___ Task input
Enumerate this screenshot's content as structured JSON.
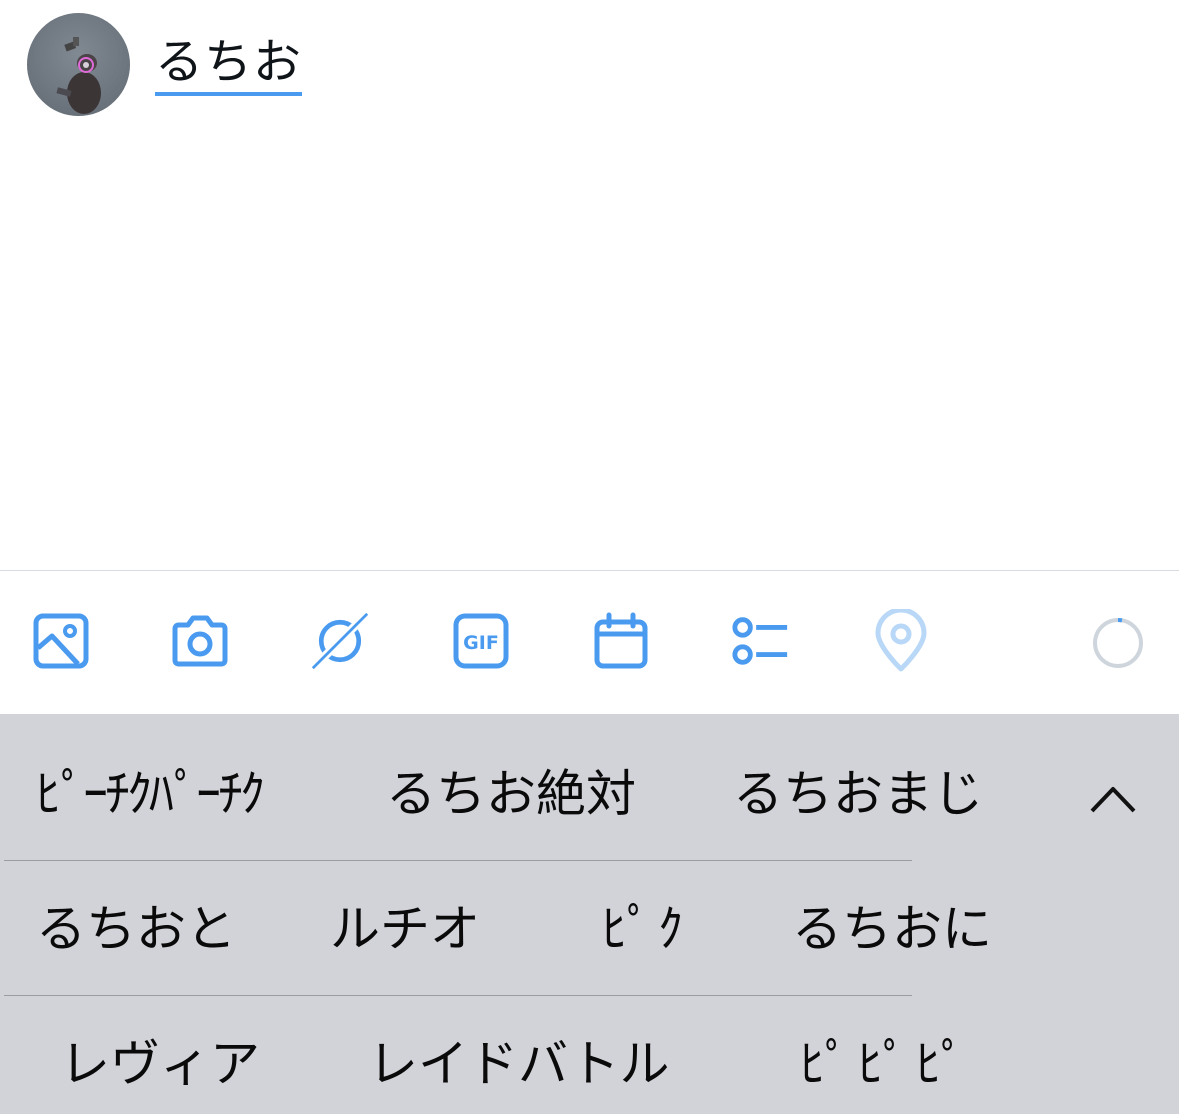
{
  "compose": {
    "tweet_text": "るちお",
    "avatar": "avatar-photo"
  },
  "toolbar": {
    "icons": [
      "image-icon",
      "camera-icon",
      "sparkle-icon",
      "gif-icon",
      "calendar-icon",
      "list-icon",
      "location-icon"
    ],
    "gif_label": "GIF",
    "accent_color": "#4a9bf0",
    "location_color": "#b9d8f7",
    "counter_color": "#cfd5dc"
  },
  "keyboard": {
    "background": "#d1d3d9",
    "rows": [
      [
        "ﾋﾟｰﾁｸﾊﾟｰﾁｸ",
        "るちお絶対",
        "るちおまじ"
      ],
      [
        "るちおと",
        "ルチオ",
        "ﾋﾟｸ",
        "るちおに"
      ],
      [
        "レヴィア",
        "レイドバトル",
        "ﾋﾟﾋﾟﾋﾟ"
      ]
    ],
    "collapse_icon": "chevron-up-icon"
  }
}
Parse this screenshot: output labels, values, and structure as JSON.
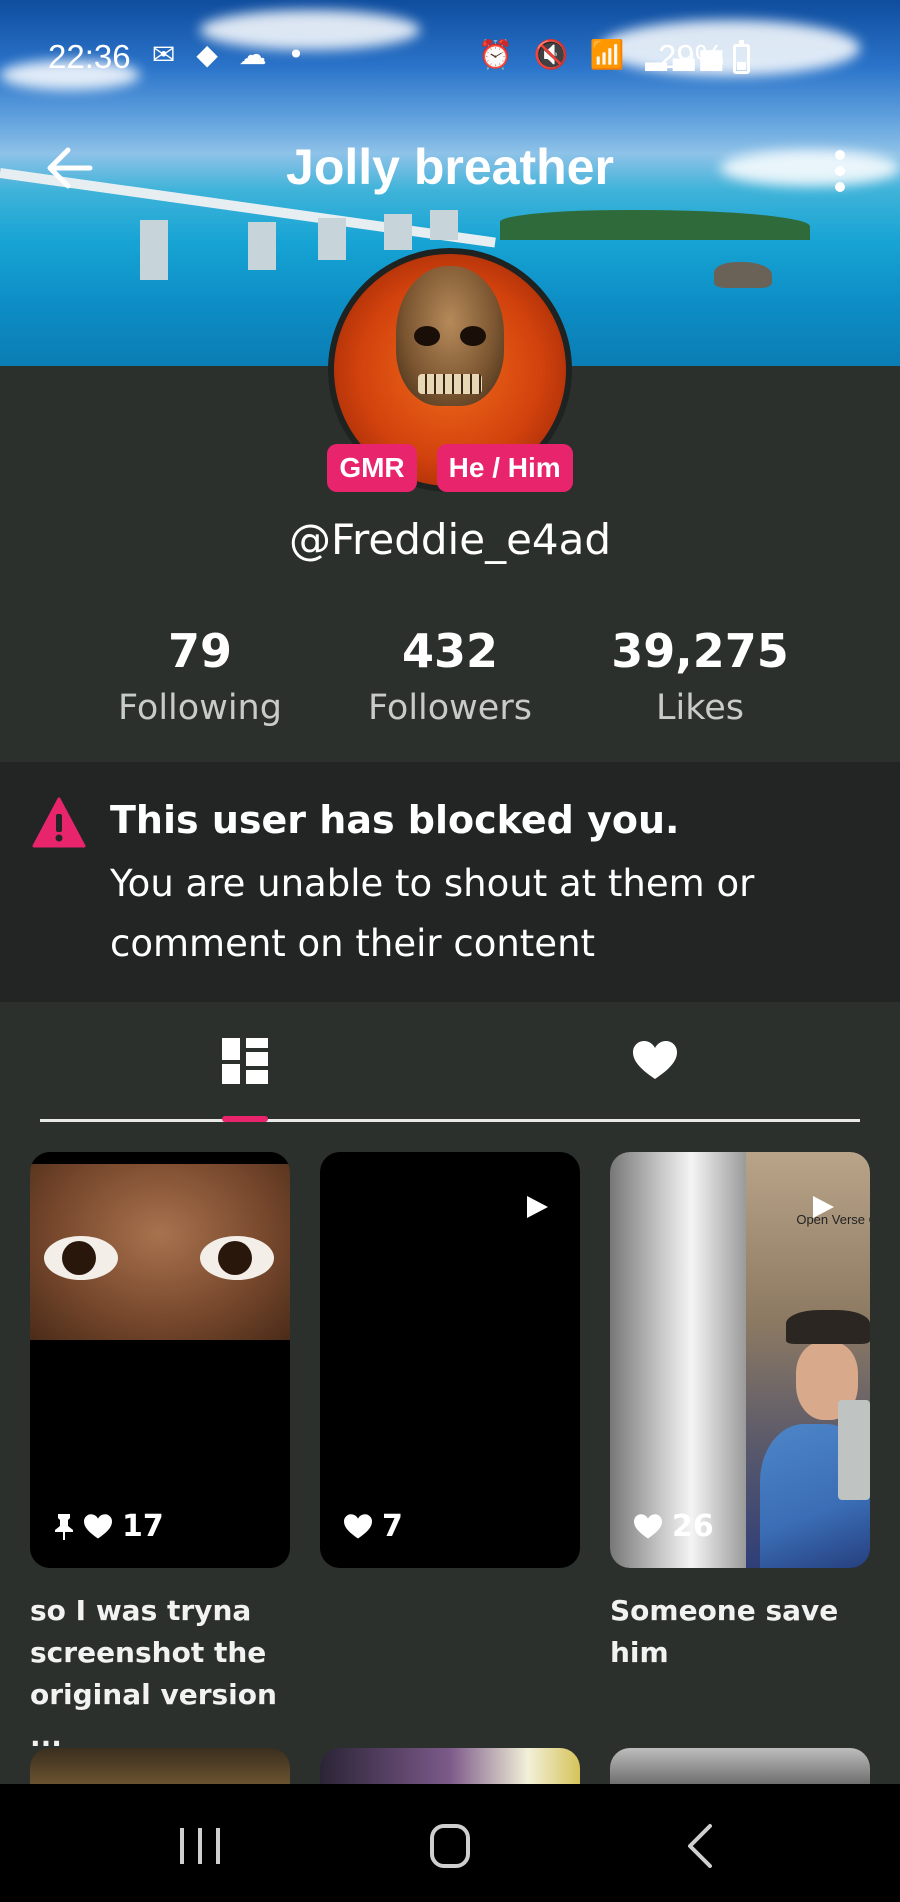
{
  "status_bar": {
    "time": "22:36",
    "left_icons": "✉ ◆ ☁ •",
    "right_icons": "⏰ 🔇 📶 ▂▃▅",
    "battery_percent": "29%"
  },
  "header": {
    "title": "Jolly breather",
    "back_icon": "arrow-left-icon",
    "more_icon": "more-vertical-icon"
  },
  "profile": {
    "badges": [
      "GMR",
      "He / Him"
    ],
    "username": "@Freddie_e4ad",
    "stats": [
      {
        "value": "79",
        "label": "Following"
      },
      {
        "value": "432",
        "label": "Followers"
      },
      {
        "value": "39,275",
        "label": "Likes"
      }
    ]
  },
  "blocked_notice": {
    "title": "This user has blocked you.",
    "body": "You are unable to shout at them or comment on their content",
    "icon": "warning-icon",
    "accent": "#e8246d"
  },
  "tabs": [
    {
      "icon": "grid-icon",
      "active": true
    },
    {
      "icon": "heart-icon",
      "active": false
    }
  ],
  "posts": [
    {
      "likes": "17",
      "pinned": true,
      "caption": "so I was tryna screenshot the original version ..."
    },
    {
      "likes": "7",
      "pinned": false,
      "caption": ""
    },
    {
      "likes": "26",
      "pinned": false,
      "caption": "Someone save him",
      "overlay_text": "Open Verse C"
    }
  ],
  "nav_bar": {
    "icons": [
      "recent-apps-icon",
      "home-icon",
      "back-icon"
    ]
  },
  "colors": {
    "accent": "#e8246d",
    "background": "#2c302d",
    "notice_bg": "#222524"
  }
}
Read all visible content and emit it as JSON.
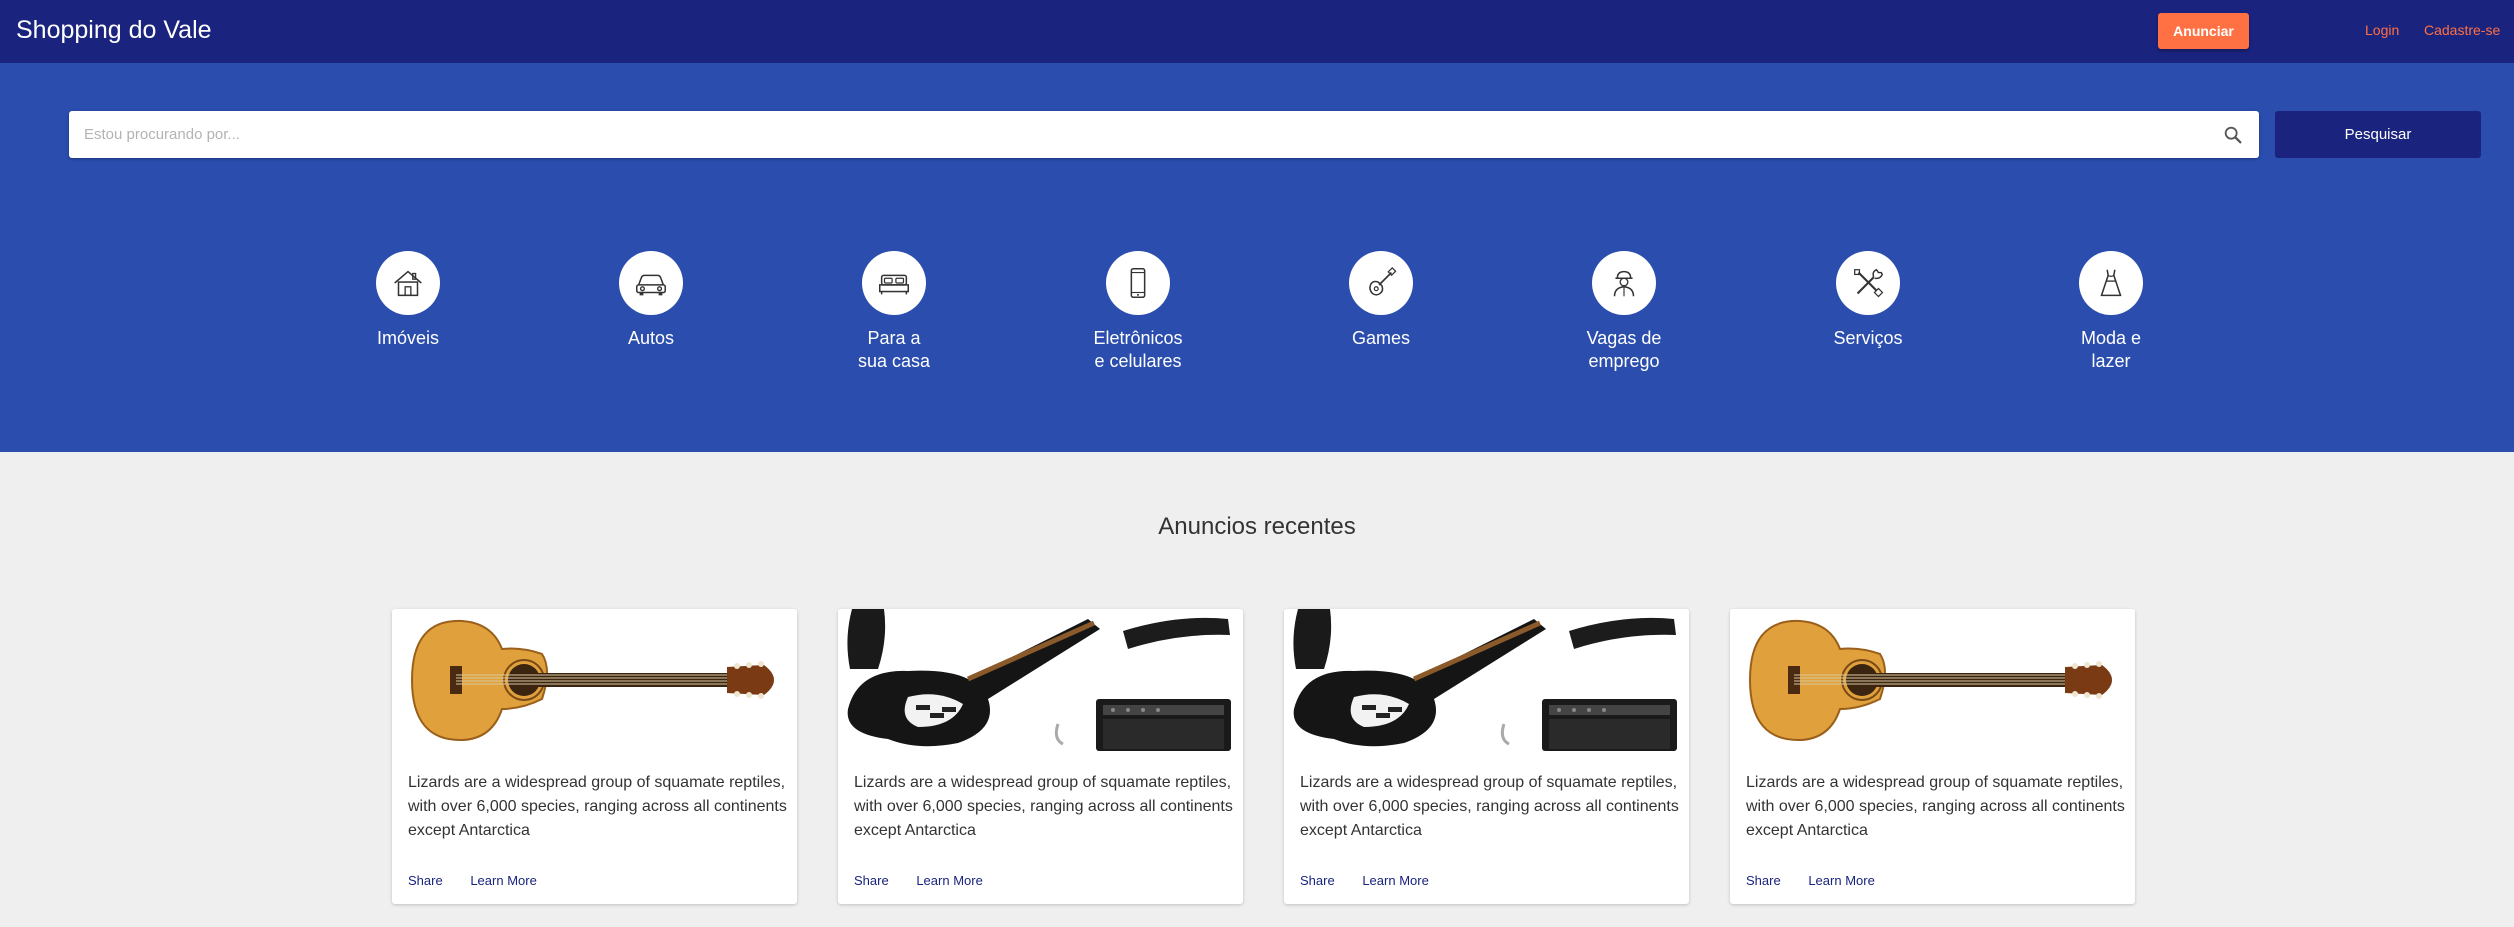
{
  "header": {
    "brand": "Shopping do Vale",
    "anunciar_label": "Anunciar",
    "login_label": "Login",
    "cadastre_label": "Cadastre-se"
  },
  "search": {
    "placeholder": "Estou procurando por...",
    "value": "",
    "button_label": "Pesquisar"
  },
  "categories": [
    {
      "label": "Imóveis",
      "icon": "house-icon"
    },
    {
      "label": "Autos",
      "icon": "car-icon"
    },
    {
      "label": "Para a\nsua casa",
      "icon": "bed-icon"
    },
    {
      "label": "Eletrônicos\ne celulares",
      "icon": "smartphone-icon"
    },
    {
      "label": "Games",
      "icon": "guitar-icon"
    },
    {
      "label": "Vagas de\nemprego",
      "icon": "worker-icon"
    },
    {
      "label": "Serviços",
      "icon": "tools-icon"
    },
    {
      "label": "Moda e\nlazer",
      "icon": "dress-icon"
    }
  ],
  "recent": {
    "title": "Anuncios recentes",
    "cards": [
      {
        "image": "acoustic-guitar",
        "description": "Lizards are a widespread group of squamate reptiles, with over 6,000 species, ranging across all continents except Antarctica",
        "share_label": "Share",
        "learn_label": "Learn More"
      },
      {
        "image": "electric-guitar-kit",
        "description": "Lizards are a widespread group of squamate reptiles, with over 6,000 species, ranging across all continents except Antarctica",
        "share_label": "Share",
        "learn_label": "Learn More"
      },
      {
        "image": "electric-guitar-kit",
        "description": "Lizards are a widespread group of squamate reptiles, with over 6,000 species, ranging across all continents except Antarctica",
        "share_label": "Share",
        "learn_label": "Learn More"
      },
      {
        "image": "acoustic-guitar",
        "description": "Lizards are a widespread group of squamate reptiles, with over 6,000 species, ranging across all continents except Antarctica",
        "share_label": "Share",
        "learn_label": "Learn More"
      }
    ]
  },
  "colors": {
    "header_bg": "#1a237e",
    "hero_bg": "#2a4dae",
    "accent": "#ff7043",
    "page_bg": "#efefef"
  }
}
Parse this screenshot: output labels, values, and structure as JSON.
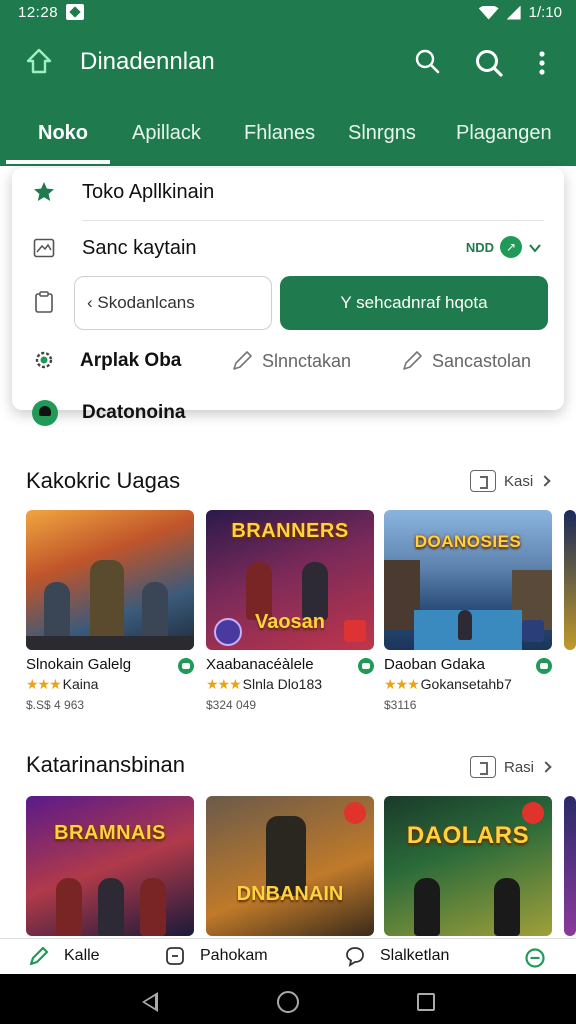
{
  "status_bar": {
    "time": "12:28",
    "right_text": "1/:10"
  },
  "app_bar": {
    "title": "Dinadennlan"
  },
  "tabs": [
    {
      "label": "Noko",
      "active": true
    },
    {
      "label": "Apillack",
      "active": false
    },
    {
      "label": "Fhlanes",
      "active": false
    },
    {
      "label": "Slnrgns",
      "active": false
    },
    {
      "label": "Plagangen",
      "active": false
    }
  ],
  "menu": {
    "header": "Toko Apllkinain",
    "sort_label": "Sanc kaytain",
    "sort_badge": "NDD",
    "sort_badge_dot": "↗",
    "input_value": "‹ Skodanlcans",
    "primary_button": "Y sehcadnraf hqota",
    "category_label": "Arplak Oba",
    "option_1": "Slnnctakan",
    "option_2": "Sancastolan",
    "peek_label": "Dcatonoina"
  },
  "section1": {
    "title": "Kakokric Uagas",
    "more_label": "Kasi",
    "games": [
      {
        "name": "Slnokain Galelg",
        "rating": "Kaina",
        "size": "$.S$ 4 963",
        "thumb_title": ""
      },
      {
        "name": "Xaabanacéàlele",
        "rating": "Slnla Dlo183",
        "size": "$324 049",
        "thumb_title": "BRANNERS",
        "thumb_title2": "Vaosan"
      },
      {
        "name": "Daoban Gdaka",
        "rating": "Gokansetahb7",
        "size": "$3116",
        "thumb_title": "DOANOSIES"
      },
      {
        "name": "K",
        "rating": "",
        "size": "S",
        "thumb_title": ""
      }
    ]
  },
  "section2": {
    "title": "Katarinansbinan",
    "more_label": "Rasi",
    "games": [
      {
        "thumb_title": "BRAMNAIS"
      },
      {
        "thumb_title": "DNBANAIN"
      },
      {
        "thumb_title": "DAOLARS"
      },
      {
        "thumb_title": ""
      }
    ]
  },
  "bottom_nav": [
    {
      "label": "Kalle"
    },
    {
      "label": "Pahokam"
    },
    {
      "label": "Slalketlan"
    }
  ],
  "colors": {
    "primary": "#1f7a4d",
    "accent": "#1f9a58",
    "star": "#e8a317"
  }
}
______
### Task instructions
All lines above with "JSON" in them should be returned.

### Result of the task
Enumerate this screenshot's content as structured JSON.
Parse this screenshot: output labels, values, and structure as JSON.
Read all visible content and emit it as JSON.
Parse this screenshot: output labels, values, and structure as JSON.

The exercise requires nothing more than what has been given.